Assume the unknown matrix is stored in an array of chars called matrix[]. Also, assume we have a function called isMagicSquare that will check whether a given array is a valid magic square configuration.
char matrix[];
int v[] = {1, 2, 3, 4, 5, 6, 7, 8, 9};
do {
if(isMagicSquare(v)) {
int diff = (matrix[0] - '0') - v[0];
int i = 1;
for(; i < 9; i++) {
if(matrix[i] != 'X' && diff != (matrix[i] - '0') - v[i]) {
break;
}
}
if(i == 9) {
printSolution(v, matrix);
break;
}
} while(next_permutation(v, v+9));
The last problem was called “Building teams”. Dan eventually solved this problem after the practice session was complete. After you decipher the problem, it boils down to graph coloring with at most four colors. Each clique of students is a node and a node is adjacent to another node if the clique’s dislike each other. You have to attempt to color the nodes such that adjacent nodes do not have the same color. Since graph coloring with more than two colors is NP-Complete, this should give you a hint that an inefficient backtracking algorithm should work. Even though there are at most 30 nodes, the colorings prune quite quickly as many of the 4^30 possibilities are equivalent.

- _Information provided_
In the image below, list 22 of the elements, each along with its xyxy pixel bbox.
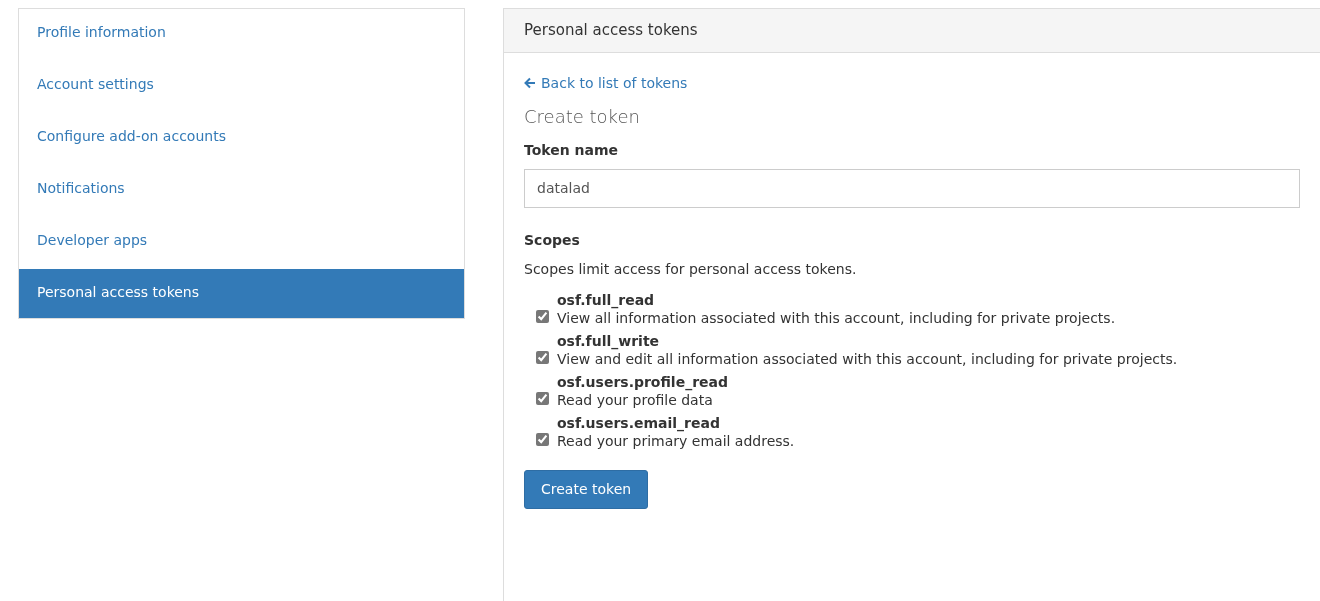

- _What is required_
Carry on the write-up about the practice-session problems, picking up right after its final sentence.

- _Answer to the exercise_
Assume we have an array called nodeColors, which we will store all our colors in. Also assume we have a function called validColoring, which makes sure a given color assignment is valid, that is no adjacent nodes have the given color. Then we can color the nodes recursively doing something like the following.
// our node colors
int nodeColors[30];
// recursive function to assign colors, currentIndex is the current node
// maxColors is the max colors we are going to try
bool assignColors(int currentIndex, int maxColors) {
if(currentIndex > N) return true;
// try assigning all colors
for(int i = 0; i < maxColors; i++) {
// make sure this is a valid coloring for this node
if(validColoring(currentIndex, i)) {
nodeColors[currentIndex] = i;
if(assignColors(currentIndex+1, maxColors)) {
return true;
}
nodeColors[currentIndex] = -1;
}
}
return false;
}
Next, call this function with maxColors equal to 1, 2, 3, and 4. The first one that returns true is the number of teams, if none return true, then you can’t build the teams.